• _DIRECTIONS FOR THIS TASK_: From the line that includes "Output the text content of this document." to the last line of the data, quote each line precisely; both boundary lines belong in the answer.

• _LISTING_:
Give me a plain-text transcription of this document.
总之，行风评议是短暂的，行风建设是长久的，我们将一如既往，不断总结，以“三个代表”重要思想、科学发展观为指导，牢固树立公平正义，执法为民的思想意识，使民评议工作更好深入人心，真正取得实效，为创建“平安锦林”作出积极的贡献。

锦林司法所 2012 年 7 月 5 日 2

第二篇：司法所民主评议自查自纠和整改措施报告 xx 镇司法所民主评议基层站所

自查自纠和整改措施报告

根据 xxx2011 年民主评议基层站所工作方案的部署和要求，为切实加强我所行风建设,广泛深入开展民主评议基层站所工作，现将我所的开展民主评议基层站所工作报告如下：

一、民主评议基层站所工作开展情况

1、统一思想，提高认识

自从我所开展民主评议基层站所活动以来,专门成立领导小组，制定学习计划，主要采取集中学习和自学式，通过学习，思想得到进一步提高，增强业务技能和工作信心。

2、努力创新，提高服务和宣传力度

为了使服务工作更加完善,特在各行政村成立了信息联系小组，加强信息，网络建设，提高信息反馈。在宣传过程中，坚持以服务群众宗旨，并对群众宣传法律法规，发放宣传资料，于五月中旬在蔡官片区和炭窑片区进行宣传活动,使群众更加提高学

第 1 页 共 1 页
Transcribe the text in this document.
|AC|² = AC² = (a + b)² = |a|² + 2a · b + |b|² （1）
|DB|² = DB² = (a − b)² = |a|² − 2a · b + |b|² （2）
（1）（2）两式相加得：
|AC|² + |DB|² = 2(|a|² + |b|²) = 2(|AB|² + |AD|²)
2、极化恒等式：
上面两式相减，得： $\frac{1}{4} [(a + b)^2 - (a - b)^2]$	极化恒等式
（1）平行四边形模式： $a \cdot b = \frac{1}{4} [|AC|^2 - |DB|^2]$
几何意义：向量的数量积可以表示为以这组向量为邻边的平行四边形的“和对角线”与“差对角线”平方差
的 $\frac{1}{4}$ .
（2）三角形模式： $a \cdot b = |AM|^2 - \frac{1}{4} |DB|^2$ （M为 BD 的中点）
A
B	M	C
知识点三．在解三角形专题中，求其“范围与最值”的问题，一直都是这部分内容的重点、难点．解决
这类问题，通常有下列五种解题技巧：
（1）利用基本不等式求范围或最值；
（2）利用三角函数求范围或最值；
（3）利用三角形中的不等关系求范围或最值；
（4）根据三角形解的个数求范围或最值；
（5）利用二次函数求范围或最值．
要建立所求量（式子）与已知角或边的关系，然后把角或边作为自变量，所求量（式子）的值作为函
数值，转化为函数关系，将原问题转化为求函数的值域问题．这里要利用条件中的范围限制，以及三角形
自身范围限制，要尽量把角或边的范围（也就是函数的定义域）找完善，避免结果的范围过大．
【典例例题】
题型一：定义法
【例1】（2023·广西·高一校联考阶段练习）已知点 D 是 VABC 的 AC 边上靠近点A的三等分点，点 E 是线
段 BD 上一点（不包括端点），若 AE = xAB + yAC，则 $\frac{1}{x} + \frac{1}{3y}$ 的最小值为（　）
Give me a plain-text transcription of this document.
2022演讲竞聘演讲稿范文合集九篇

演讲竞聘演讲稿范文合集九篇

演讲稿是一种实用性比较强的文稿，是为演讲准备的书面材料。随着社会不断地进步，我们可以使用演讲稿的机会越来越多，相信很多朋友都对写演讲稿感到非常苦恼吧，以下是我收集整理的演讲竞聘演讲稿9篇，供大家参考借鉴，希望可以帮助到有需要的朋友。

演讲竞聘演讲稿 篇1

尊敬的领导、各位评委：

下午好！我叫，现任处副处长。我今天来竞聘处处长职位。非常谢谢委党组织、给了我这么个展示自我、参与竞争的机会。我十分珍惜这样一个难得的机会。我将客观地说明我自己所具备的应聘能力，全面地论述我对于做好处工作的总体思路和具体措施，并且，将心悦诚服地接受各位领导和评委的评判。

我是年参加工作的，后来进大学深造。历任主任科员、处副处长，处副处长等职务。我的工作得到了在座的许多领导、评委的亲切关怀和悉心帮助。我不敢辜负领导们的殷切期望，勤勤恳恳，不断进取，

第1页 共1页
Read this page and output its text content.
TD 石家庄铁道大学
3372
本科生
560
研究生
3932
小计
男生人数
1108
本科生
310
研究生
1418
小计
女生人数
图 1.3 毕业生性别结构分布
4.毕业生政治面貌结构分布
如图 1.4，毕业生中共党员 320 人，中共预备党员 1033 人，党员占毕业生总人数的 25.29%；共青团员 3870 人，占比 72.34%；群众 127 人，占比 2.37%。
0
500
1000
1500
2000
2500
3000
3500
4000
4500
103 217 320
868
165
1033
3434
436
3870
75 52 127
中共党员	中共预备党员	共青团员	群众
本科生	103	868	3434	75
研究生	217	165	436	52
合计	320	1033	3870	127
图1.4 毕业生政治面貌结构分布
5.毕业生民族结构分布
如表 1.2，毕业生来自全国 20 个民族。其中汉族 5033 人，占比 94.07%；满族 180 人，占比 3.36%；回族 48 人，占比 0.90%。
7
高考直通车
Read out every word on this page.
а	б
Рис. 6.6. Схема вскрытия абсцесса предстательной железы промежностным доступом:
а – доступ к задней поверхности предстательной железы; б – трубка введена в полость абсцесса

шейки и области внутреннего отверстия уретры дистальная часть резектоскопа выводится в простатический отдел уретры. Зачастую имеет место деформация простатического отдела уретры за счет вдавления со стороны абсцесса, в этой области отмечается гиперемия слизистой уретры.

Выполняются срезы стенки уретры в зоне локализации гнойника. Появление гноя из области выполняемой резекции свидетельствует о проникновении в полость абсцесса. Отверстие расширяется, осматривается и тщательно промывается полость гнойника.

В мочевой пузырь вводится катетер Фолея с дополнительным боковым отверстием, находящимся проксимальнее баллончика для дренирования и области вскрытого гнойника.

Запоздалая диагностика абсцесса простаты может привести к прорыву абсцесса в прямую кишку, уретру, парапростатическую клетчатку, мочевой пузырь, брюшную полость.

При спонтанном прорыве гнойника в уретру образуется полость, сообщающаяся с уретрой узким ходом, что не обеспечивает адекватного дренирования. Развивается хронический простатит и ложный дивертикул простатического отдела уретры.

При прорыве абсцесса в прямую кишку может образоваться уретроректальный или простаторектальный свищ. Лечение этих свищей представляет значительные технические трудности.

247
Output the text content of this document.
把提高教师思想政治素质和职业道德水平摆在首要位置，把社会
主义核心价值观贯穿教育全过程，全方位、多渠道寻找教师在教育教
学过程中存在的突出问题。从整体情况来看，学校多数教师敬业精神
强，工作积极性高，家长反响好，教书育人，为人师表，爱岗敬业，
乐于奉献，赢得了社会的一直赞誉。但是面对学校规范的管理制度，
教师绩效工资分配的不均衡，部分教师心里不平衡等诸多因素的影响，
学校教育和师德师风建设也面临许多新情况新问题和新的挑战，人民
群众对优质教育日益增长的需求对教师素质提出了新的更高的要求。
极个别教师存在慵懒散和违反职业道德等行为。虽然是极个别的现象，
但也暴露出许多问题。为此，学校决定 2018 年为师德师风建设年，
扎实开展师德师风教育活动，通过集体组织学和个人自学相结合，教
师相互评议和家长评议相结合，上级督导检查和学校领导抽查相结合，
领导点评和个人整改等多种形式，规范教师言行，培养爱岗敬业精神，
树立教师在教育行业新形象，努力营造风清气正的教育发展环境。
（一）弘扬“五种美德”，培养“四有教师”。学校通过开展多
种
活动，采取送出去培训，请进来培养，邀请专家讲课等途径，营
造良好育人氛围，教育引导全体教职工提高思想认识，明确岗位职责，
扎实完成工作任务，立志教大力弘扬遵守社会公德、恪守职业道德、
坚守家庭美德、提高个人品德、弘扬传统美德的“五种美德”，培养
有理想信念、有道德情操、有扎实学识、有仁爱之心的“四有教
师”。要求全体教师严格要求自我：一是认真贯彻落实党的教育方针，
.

• _THE ANSWER_:
Output the text content of this document.
把提高教师思想政治素质和职业道德水平摆在首要位置，把社会
主义核心价值观贯穿教育全过程，全方位、多渠道寻找教师在教育教
学过程中存在的突出问题。从整体情况来看，学校多数教师敬业精神
强，工作积极性高，家长反响好，教书育人，为人师表，爱岗敬业，
乐于奉献，赢得了社会的一直赞誉。但是面对学校规范的管理制度，
教师绩效工资分配的不均衡，部分教师心里不平衡等诸多因素的影响，
学校教育和师德师风建设也面临许多新情况新问题和新的挑战，人民
群众对优质教育日益增长的需求对教师素质提出了新的更高的要求。
极个别教师存在慵懒散和违反职业道德等行为。虽然是极个别的现象，
但也暴露出许多问题。为此，学校决定 2018 年为师德师风建设年，
扎实开展师德师风教育活动，通过集体组织学和个人自学相结合，教
师相互评议和家长评议相结合，上级督导检查和学校领导抽查相结合，
领导点评和个人整改等多种形式，规范教师言行，培养爱岗敬业精神，
树立教师在教育行业新形象，努力营造风清气正的教育发展环境。
（一）弘扬“五种美德”，培养“四有教师”。学校通过开展多
种
活动，采取送出去培训，请进来培养，邀请专家讲课等途径，营
造良好育人氛围，教育引导全体教职工提高思想认识，明确岗位职责，
扎实完成工作任务，立志教大力弘扬遵守社会公德、恪守职业道德、
坚守家庭美德、提高个人品德、弘扬传统美德的“五种美德”，培养
有理想信念、有道德情操、有扎实学识、有仁爱之心的“四有教
师”。要求全体教师严格要求自我：一是认真贯彻落实党的教育方针，
.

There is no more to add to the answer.